**SHORT TASK A:** Could you edit the listing lines between the one holding "fading-effect-preview [705, 421, 751, 461]" and the one holding "file-item[interactable]: 9068.png [264, 549, 396, 725]", inclusive, so that "purple-beam-preview" becomes "violet-beam-preview" and nothing else changes? Return only those lines.

++++++++++++++++++++

Skip to content

OSINT and Reconnaissance

Open Source Intelligence techniques: Shodan/Censys infrastructure search, Google Dorking, metadata extraction (EXIF, document metadata), subdomain enumeration, username/email investigation, and Wayback Machine analysis.

Key Facts

  • Shodan scans the entire IPv4 space and indexes service banners - passive recon without touching target
  • Google Dorking was systematized in 2002 (Johnny Long) and remains highly effective
  • EXIF data from photos can contain GPS coordinates, camera serial number, and editing software used
  • Government websites are goldmines for document metadata (author names, internal paths)
  • Certificate Transparency logs (crt.sh) reveal all SSL certificates issued for a domain
  • Passive OSINT (public data) is legal; active scanning (touching target systems) requires authorization

Shodan

Scans IPv4 space, probes ports, collects banners:

port:22                              # SSH servers
os:"Windows 7"                       # Specific OS
city:"Moscow"                        # Location
org:"Company"                        # Organization
ssl.cert.subject.CN:"example.com"   # SSL certificates
http.title:"Dashboard"              # Web interface titles
has_screenshot:true                  # With screenshots (VNC, RDP, webcams)

++++++++++++++++++++

**SHORT TASK B:** Can you resume the OSINT and reconnaissance page from where it stops?

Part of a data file
++++++++++++++++++++

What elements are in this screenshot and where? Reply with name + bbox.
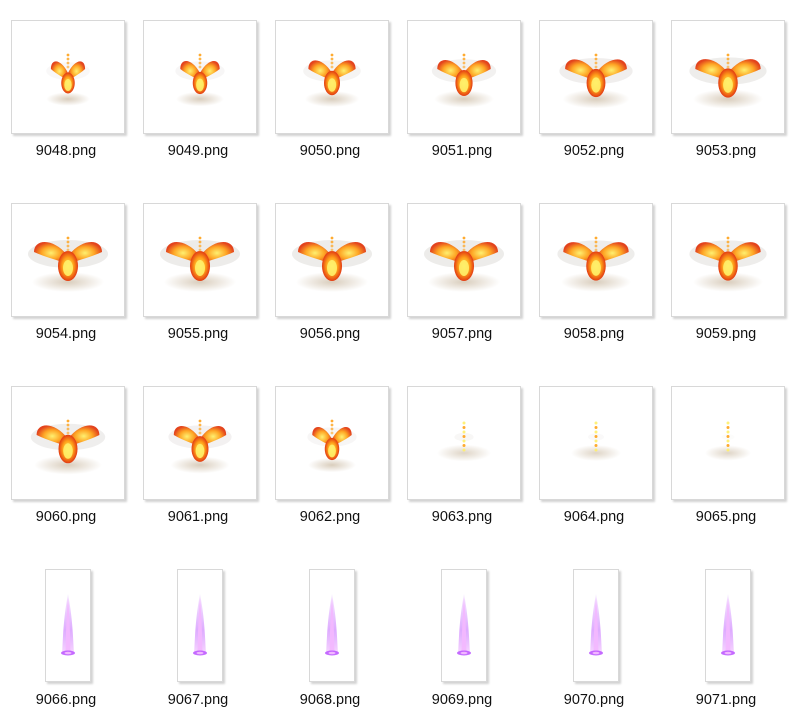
fading-effect-preview [705, 421, 751, 461]
file-thumbnail[interactable] [143, 386, 257, 500]
file-thumbnail[interactable] [11, 203, 125, 317]
file-thumbnail[interactable] [143, 203, 257, 317]
file-item[interactable]: 9063.png [396, 366, 528, 542]
file-name-label: 9071.png [695, 692, 757, 708]
file-name-label: 9049.png [167, 143, 229, 159]
purple-beam-preview [193, 594, 207, 656]
file-name-label: 9068.png [299, 692, 361, 708]
file-thumbnail[interactable] [407, 386, 521, 500]
file-item[interactable]: 9057.png [396, 183, 528, 359]
purple-beam-preview [457, 594, 471, 656]
file-thumbnail[interactable] [671, 20, 785, 134]
file-item[interactable]: 9052.png [528, 0, 660, 176]
file-item[interactable]: 9055.png [132, 183, 264, 359]
file-item[interactable]: 9065.png [660, 366, 792, 542]
file-item[interactable]: 9067.png [132, 549, 264, 725]
file-item[interactable]: 9053.png [660, 0, 792, 176]
file-item[interactable]: 9062.png [264, 366, 396, 542]
file-thumbnail[interactable] [705, 569, 751, 682]
file-name-label: 9066.png [35, 692, 97, 708]
file-name-label: 9069.png [431, 692, 493, 708]
fading-effect-preview [437, 421, 491, 462]
file-thumbnail[interactable] [539, 386, 653, 500]
file-name-label: 9067.png [167, 692, 229, 708]
file-item[interactable]: 9070.png [528, 549, 660, 725]
file-name-label: 9051.png [431, 143, 493, 159]
file-item[interactable]: 9051.png [396, 0, 528, 176]
file-thumbnail[interactable] [671, 386, 785, 500]
file-item[interactable]: 9060.png [0, 366, 132, 542]
file-name-label: 9058.png [563, 326, 625, 342]
file-item[interactable]: 9068.png [264, 549, 396, 725]
file-name-label: 9054.png [35, 326, 97, 342]
purple-beam-preview [61, 594, 75, 656]
file-item[interactable]: 9059.png [660, 183, 792, 359]
phoenix-effect-preview [30, 419, 106, 475]
file-name-label: 9053.png [695, 143, 757, 159]
file-name-label: 9050.png [299, 143, 361, 159]
phoenix-effect-preview [307, 419, 357, 473]
phoenix-effect-preview [424, 236, 504, 292]
file-item[interactable]: 9054.png [0, 183, 132, 359]
file-name-label: 9057.png [431, 326, 493, 342]
file-item[interactable]: 9056.png [264, 183, 396, 359]
file-item[interactable]: 9064.png [528, 366, 660, 542]
phoenix-effect-preview [557, 236, 635, 292]
file-item[interactable]: 9049.png [132, 0, 264, 176]
phoenix-effect-preview [303, 53, 361, 107]
phoenix-effect-preview [160, 236, 240, 292]
file-name-label: 9056.png [299, 326, 361, 342]
file-name-label: 9062.png [299, 509, 361, 525]
file-name-label: 9048.png [35, 143, 97, 159]
purple-beam-preview [325, 594, 339, 656]
file-item[interactable]: 9071.png [660, 549, 792, 725]
file-thumbnail[interactable] [539, 20, 653, 134]
file-thumbnail[interactable] [177, 569, 223, 682]
file-thumbnail[interactable] [671, 203, 785, 317]
file-name-label: 9052.png [563, 143, 625, 159]
file-name-label: 9063.png [431, 509, 493, 525]
file-name-label: 9060.png [35, 509, 97, 525]
file-thumbnail[interactable] [11, 386, 125, 500]
file-item[interactable]: 9050.png [264, 0, 396, 176]
phoenix-effect-preview [292, 236, 372, 292]
file-thumbnail[interactable] [539, 203, 653, 317]
file-name-label: 9059.png [695, 326, 757, 342]
phoenix-effect-preview [689, 236, 767, 292]
file-thumbnail[interactable] [275, 203, 389, 317]
file-item[interactable]: 9069.png [396, 549, 528, 725]
file-thumbnail[interactable] [143, 20, 257, 134]
file-item[interactable]: 9048.png [0, 0, 132, 176]
file-item[interactable]: 9058.png [528, 183, 660, 359]
phoenix-effect-preview [689, 53, 767, 109]
file-item[interactable]: 9061.png [132, 366, 264, 542]
file-thumbnail[interactable] [407, 203, 521, 317]
file-thumbnail[interactable] [441, 569, 487, 682]
file-thumbnail[interactable] [275, 20, 389, 134]
purple-beam-preview [721, 594, 735, 656]
file-name-label: 9065.png [695, 509, 757, 525]
file-thumbnail[interactable] [309, 569, 355, 682]
phoenix-effect-preview [175, 53, 225, 107]
file-item[interactable]: 9066.png [0, 549, 132, 725]
purple-beam-preview [589, 594, 603, 656]
phoenix-effect-preview [28, 236, 108, 292]
file-name-label: 9064.png [563, 509, 625, 525]
file-name-label: 9061.png [167, 509, 229, 525]
phoenix-effect-preview [46, 53, 90, 106]
phoenix-effect-preview [168, 419, 232, 474]
file-thumbnail[interactable] [275, 386, 389, 500]
phoenix-effect-preview [431, 53, 497, 108]
fading-effect-preview [571, 421, 621, 461]
file-thumbnail[interactable] [407, 20, 521, 134]
file-thumbnail[interactable] [573, 569, 619, 682]
phoenix-effect-preview [559, 53, 633, 109]
file-thumbnail[interactable] [11, 20, 125, 134]
file-name-label: 9055.png [167, 326, 229, 342]
file-name-label: 9070.png [563, 692, 625, 708]
file-thumbnail[interactable] [45, 569, 91, 682]
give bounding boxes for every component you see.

++++++++++++++++++++

**EXERCISE RESPONSE A:**
fading-effect-preview [705, 421, 751, 461]
file-thumbnail[interactable] [143, 386, 257, 500]
file-thumbnail[interactable] [11, 203, 125, 317]
file-thumbnail[interactable] [143, 203, 257, 317]
file-item[interactable]: 9063.png [396, 366, 528, 542]
file-name-label: 9071.png [695, 692, 757, 708]
file-name-label: 9049.png [167, 143, 229, 159]
violet-beam-preview [193, 594, 207, 656]
file-name-label: 9068.png [299, 692, 361, 708]
file-thumbnail[interactable] [407, 386, 521, 500]
file-item[interactable]: 9057.png [396, 183, 528, 359]
violet-beam-preview [457, 594, 471, 656]
file-thumbnail[interactable] [671, 20, 785, 134]
file-item[interactable]: 9052.png [528, 0, 660, 176]
file-item[interactable]: 9055.png [132, 183, 264, 359]
file-item[interactable]: 9065.png [660, 366, 792, 542]
file-item[interactable]: 9067.png [132, 549, 264, 725]
file-item[interactable]: 9053.png [660, 0, 792, 176]
file-item[interactable]: 9062.png [264, 366, 396, 542]
file-thumbnail[interactable] [705, 569, 751, 682]
file-name-label: 9066.png [35, 692, 97, 708]
file-name-label: 9069.png [431, 692, 493, 708]
fading-effect-preview [437, 421, 491, 462]
file-thumbnail[interactable] [539, 386, 653, 500]
file-name-label: 9067.png [167, 692, 229, 708]
file-item[interactable]: 9070.png [528, 549, 660, 725]
file-name-label: 9051.png [431, 143, 493, 159]
file-item[interactable]: 9051.png [396, 0, 528, 176]
file-thumbnail[interactable] [671, 386, 785, 500]
file-item[interactable]: 9060.png [0, 366, 132, 542]
file-name-label: 9058.png [563, 326, 625, 342]
file-item[interactable]: 9068.png [264, 549, 396, 725]

**EXERCISE RESPONSE B:**
  • Censys - certificate-focused, more structured data, better for TLS analysis
  • BinaryEdge - real-time threat intel, IoT discovery, data breach monitoring

Google Dorking

site:example.com                     # Limit to domain
intitle:"index of"                   # Directory listings
inurl:admin                          # URLs with "admin"
filetype:pdf                         # Specific file types
intext:"password"                    # Content search

# Practical examples
filetype:env "DB_PASSWORD"           # Exposed .env files
filetype:sql "INSERT INTO" "password"  # Exposed database dumps
intitle:"phpinfo()" "PHP Version"    # PHP info pages
site:gov.* filetype:xlsx             # Government spreadsheets
inurl:"/view.shtml" intitle:"camera" # IP cameras
filetype:yml "password:"             # Exposed config files

Defense: proper robots.txt, server-side access controls, X-Robots-Tag: noindex, regular dork audits of your own domains.

Metadata Extraction

EXIF Data (Images)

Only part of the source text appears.